Task brief: Find every line in the records that holds the string "Lebensmittel". Copy each one.

* start *

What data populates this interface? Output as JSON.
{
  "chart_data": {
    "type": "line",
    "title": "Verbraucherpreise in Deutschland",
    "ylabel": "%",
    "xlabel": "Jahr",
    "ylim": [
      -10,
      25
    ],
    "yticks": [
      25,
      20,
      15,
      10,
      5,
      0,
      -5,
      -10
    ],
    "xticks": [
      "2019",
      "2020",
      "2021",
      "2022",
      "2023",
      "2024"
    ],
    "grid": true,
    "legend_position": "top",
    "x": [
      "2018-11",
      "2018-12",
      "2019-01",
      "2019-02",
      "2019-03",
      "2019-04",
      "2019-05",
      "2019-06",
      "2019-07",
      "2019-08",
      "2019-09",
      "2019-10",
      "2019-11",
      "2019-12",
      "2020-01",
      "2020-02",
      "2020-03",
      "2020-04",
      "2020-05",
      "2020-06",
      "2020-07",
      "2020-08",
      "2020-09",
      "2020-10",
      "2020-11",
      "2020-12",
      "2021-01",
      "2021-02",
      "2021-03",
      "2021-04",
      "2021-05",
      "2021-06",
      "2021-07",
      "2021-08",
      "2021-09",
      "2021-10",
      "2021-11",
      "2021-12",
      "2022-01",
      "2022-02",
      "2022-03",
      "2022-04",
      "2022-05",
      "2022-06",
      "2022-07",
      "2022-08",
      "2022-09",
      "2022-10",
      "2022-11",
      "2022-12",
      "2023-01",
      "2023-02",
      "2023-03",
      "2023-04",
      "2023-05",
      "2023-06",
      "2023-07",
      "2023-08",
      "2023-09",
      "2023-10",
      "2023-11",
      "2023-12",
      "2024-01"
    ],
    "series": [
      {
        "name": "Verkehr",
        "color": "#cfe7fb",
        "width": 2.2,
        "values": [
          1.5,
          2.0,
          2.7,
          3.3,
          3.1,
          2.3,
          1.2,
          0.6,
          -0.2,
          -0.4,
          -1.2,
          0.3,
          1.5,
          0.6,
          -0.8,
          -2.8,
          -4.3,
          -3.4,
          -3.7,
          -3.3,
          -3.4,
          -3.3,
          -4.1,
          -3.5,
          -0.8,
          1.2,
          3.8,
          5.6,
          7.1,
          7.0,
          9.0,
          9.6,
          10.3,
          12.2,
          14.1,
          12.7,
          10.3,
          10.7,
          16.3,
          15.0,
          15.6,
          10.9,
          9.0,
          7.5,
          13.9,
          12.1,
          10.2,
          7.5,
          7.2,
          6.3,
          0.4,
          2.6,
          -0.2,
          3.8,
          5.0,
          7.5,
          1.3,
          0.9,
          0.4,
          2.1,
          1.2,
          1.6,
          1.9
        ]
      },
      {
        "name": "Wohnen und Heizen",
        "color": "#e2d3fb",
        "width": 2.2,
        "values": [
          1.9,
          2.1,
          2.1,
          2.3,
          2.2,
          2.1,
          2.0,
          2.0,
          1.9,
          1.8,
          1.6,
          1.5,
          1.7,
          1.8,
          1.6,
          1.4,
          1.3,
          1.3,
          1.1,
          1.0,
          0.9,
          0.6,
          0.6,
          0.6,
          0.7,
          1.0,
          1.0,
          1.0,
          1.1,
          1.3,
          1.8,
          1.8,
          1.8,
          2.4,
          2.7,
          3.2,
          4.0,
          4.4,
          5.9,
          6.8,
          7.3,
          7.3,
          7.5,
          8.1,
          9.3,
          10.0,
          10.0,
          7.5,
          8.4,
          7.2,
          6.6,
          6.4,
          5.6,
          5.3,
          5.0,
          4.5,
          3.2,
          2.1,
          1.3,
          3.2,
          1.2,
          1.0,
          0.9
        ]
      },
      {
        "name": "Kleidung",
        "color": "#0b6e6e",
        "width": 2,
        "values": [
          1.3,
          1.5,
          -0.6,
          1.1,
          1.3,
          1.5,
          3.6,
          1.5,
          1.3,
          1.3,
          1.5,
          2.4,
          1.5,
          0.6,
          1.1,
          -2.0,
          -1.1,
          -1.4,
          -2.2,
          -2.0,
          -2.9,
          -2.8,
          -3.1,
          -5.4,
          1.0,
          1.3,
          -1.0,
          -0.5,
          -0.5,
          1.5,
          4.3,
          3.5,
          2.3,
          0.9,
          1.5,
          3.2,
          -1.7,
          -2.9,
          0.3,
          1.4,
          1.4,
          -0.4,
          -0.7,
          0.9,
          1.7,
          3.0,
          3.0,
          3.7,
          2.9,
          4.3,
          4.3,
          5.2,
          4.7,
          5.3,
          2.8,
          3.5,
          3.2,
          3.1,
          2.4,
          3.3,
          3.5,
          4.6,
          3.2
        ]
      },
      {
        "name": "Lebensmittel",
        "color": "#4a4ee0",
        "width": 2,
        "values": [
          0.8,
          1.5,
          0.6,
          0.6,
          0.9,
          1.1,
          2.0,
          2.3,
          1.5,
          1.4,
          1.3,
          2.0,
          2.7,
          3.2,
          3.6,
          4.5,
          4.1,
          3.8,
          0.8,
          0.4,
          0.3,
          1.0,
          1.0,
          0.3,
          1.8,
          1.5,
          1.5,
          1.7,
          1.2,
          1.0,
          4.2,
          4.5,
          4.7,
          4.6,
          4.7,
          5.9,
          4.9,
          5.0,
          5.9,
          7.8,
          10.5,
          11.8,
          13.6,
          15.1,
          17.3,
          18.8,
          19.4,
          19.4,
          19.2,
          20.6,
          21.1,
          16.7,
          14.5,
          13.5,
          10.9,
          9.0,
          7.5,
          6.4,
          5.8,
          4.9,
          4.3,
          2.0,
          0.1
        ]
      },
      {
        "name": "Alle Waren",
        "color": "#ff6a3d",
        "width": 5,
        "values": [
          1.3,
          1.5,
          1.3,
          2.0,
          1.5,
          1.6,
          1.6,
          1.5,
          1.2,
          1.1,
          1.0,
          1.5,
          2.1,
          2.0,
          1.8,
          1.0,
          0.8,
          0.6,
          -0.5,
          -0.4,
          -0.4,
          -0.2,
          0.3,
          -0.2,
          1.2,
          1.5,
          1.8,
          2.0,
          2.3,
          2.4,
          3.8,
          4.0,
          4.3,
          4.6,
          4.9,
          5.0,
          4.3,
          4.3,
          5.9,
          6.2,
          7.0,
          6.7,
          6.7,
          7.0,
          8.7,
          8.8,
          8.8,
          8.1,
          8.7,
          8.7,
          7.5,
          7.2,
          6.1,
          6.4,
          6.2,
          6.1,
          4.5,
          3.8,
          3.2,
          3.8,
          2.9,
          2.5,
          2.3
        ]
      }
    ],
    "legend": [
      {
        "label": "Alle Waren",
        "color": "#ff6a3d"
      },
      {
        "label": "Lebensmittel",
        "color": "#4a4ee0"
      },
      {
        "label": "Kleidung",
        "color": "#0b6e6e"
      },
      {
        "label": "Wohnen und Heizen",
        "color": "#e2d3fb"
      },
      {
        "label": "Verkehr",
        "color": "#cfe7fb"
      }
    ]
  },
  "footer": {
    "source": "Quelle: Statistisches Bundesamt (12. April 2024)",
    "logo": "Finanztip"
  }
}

* end *

Solution:
        "name": "Lebensmittel",
        "label": "Lebensmittel",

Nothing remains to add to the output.